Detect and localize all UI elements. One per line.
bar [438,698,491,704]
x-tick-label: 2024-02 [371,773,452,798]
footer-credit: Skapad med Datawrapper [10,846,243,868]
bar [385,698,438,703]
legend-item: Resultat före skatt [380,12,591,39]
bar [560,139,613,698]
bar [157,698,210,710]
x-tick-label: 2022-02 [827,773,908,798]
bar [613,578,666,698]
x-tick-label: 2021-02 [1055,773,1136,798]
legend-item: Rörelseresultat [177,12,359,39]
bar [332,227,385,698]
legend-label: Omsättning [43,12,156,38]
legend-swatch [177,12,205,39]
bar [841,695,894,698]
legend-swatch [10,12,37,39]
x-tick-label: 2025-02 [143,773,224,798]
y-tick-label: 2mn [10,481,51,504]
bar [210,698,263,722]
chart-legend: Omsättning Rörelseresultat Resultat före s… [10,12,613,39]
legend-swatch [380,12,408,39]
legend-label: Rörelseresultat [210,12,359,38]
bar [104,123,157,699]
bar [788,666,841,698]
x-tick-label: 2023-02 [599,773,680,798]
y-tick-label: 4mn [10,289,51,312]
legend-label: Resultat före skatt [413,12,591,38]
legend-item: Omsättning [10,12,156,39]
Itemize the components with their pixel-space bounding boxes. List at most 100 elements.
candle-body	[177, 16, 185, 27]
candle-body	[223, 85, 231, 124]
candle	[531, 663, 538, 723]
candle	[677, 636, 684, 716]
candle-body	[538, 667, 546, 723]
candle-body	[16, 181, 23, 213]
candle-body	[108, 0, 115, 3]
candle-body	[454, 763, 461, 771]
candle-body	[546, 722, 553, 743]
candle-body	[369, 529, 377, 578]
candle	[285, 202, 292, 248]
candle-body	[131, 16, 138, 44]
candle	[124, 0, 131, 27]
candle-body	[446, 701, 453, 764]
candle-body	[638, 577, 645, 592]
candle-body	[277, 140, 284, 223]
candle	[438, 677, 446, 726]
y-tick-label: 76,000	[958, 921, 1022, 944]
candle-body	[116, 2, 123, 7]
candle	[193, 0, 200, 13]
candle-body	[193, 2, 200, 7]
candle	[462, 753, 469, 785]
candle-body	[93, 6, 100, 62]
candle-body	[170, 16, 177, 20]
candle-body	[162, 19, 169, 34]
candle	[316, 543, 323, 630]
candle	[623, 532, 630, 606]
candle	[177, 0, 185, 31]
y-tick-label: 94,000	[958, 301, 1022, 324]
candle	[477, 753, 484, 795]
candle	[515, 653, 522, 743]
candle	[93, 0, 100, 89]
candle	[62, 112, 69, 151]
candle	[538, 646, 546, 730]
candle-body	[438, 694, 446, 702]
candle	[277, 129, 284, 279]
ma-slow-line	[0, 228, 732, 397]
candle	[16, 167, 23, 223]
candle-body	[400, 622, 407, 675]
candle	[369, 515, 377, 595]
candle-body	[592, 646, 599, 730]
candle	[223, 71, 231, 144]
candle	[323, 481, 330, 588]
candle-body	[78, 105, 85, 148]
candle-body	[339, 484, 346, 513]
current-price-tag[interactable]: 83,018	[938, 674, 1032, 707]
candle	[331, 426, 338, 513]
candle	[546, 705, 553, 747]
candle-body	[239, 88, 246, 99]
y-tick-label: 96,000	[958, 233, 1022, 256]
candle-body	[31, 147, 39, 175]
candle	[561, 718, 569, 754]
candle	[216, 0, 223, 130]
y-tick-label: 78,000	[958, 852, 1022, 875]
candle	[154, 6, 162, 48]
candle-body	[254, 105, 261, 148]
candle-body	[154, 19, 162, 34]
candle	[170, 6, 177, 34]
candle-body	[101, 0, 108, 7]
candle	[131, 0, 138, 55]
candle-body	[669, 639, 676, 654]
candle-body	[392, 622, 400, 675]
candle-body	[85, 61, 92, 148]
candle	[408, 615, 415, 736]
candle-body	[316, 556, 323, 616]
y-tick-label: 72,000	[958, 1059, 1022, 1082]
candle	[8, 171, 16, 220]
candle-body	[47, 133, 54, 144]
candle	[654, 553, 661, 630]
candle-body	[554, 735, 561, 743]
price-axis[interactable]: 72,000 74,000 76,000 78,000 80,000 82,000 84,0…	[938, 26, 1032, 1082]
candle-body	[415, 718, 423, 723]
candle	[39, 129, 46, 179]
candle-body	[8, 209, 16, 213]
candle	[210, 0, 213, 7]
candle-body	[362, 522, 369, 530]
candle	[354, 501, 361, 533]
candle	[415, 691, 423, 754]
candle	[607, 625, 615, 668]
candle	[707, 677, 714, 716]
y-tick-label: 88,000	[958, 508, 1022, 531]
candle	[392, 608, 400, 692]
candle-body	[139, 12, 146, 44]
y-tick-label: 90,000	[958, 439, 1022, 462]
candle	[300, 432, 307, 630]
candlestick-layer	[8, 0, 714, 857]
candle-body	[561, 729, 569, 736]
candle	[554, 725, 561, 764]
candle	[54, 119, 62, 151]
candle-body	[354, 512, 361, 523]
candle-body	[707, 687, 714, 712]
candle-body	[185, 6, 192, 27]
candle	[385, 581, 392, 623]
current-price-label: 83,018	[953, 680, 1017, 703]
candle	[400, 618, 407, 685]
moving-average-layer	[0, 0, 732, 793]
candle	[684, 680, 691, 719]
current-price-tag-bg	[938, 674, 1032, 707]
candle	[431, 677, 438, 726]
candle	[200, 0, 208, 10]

※

> Your goal: Rewrite all of the lines above as a JSON list of strings, with one string for each line and blank lines omitted.

> Written response:
[
  "Detect and localize all UI elements. One per line.",
  "bar [438,698,491,704]",
  "x-tick-label: 2024-02 [371,773,452,798]",
  "footer-credit: Skapad med Datawrapper [10,846,243,868]",
  "bar [385,698,438,703]",
  "legend-item: Resultat före skatt [380,12,591,39]",
  "bar [560,139,613,698]",
  "bar [157,698,210,710]",
  "x-tick-label: 2022-02 [827,773,908,798]",
  "bar [613,578,666,698]",
  "x-tick-label: 2021-02 [1055,773,1136,798]",
  "legend-item: Rörelseresultat [177,12,359,39]",
  "bar [332,227,385,698]",
  "legend-label: Omsättning [43,12,156,38]",
  "legend-swatch [177,12,205,39]",
  "bar [841,695,894,698]",
  "legend-swatch [10,12,37,39]",
  "x-tick-label: 2025-02 [143,773,224,798]",
  "y-tick-label: 2mn [10,481,51,504]",
  "bar [210,698,263,722]",
  "chart-legend: Omsättning Rörelseresultat Resultat före s… [10,12,613,39]",
  "legend-swatch [380,12,408,39]",
  "legend-label: Rörelseresultat [210,12,359,38]",
  "bar [104,123,157,699]",
  "bar [788,666,841,698]",
  "x-tick-label: 2023-02 [599,773,680,798]",
  "y-tick-label: 4mn [10,289,51,312]",
  "legend-label: Resultat före skatt [413,12,591,38]",
  "legend-item: Omsättning [10,12,156,39]",
  "Itemize the components with their pixel-space bounding boxes. List at most 100 elements.",
  "candle-body\t[177, 16, 185, 27]",
  "candle-body\t[223, 85, 231, 124]",
  "candle\t[531, 663, 538, 723]",
  "candle\t[677, 636, 684, 716]",
  "candle-body\t[538, 667, 546, 723]",
  "candle-body\t[16, 181, 23, 213]",
  "candle-body\t[108, 0, 115, 3]",
  "candle-body\t[454, 763, 461, 771]",
  "candle-body\t[546, 722, 553, 743]",
  "candle-body\t[369, 529, 377, 578]",
  "candle\t[285, 202, 292, 248]",
  "candle-body\t[131, 16, 138, 44]",
  "candle\t[124, 0, 131, 27]",
  "candle-body\t[446, 701, 453, 764]",
  "candle-body\t[638, 577, 645, 592]",
  "candle-body\t[277, 140, 284, 223]",
  "candle\t[438, 677, 446, 726]",
  "y-tick-label: 76,000\t[958, 921, 1022, 944]",
  "candle-body\t[116, 2, 123, 7]",
  "candle\t[193, 0, 200, 13]",
  "candle-body\t[193, 2, 200, 7]",
  "candle\t[462, 753, 469, 785]",
  "candle-body\t[93, 6, 100, 62]",
  "candle-body\t[170, 16, 177, 20]",
  "candle-body\t[162, 19, 169, 34]",
  "candle\t[316, 543, 323, 630]",
  "candle\t[623, 532, 630, 606]",
  "candle\t[177, 0, 185, 31]",
  "y-tick-label: 94,000\t[958, 301, 1022, 324]",
  "candle\t[477, 753, 484, 795]",
  "candle\t[515, 653, 522, 743]",
  "candle\t[93, 0, 100, 89]",
  "candle\t[62, 112, 69, 151]",
  "candle\t[538, 646, 546, 730]",
  "candle-body\t[438, 694, 446, 702]",
  "candle\t[277, 129, 284, 279]",
  "ma-slow-line\t[0, 228, 732, 397]",
  "candle\t[16, 167, 23, 223]",
  "candle-body\t[400, 622, 407, 675]",
  "candle\t[369, 515, 377, 595]",
  "candle-body\t[592, 646, 599, 730]",
  "candle\t[223, 71, 231, 144]",
  "candle\t[323, 481, 330, 588]",
  "candle-body\t[78, 105, 85, 148]",
  "candle-body\t[339, 484, 346, 513]",
  "current-price-tag[interactable]: 83,018\t[938, 674, 1032, 707]",
  "candle\t[331, 426, 338, 513]",
  "candle\t[546, 705, 553, 747]",
  "candle-body\t[239, 88, 246, 99]",
  "y-tick-label: 96,000\t[958, 233, 1022, 256]",
  "candle-body\t[31, 147, 39, 175]",
  "candle\t[561, 718, 569, 754]",
  "candle\t[216, 0, 223, 130]",
  "y-tick-label: 78,000\t[958, 852, 1022, 875]",
  "candle\t[154, 6, 162, 48]",
  "candle-body\t[254, 105, 261, 148]",
  "candle-body\t[154, 19, 162, 34]",
  "candle\t[170, 6, 177, 34]",
  "candle-body\t[101, 0, 108, 7]",
  "candle\t[131, 0, 138, 55]",
  "candle-body\t[669, 639, 676, 654]",
  "candle-body\t[392, 622, 400, 675]",
  "candle-body\t[85, 61, 92, 148]",
  "candle\t[408, 615, 415, 736]",
  "candle-body\t[316, 556, 323, 616]",
  "y-tick-label: 72,000\t[958, 1059, 1022, 1082]",
  "candle\t[8, 171, 16, 220]",
  "candle-body\t[47, 133, 54, 144]",
  "candle\t[654, 553, 661, 630]",
  "candle-body\t[554, 735, 561, 743]",
  "price-axis[interactable]: 72,000 74,000 76,000 78,000 80,000 82,000 84,0…\t[938, 26, 1032, 1082]",
  "candle-body\t[415, 718, 423, 723]",
  "candle\t[39, 129, 46, 179]",
  "candle-body\t[8, 209, 16, 213]",
  "candle\t[210, 0, 213, 7]",
  "candle-body\t[362, 522, 369, 530]",
  "candle\t[354, 501, 361, 533]",
  "candle\t[415, 691, 423, 754]",
  "candle\t[607, 625, 615, 668]",
  "candle\t[707, 677, 714, 716]",
  "y-tick-label: 88,000\t[958, 508, 1022, 531]",
  "candle\t[392, 608, 400, 692]",
  "candle-body\t[139, 12, 146, 44]",
  "y-tick-label: 90,000\t[958, 439, 1022, 462]",
  "candle\t[300, 432, 307, 630]",
  "candlestick-layer\t[8, 0, 714, 857]",
  "candle-body\t[561, 729, 569, 736]",
  "candle\t[554, 725, 561, 764]",
  "candle\t[54, 119, 62, 151]",
  "candle-body\t[354, 512, 361, 523]",
  "candle-body\t[707, 687, 714, 712]",
  "candle-body\t[185, 6, 192, 27]",
  "candle\t[385, 581, 392, 623]",
  "current-price-label: 83,018\t[953, 680, 1017, 703]",
  "candle\t[400, 618, 407, 685]",
  "moving-average-layer\t[0, 0, 732, 793]",
  "candle\t[684, 680, 691, 719]",
  "current-price-tag-bg\t[938, 674, 1032, 707]",
  "candle\t[431, 677, 438, 726]",
  "candle\t[200, 0, 208, 10]"
]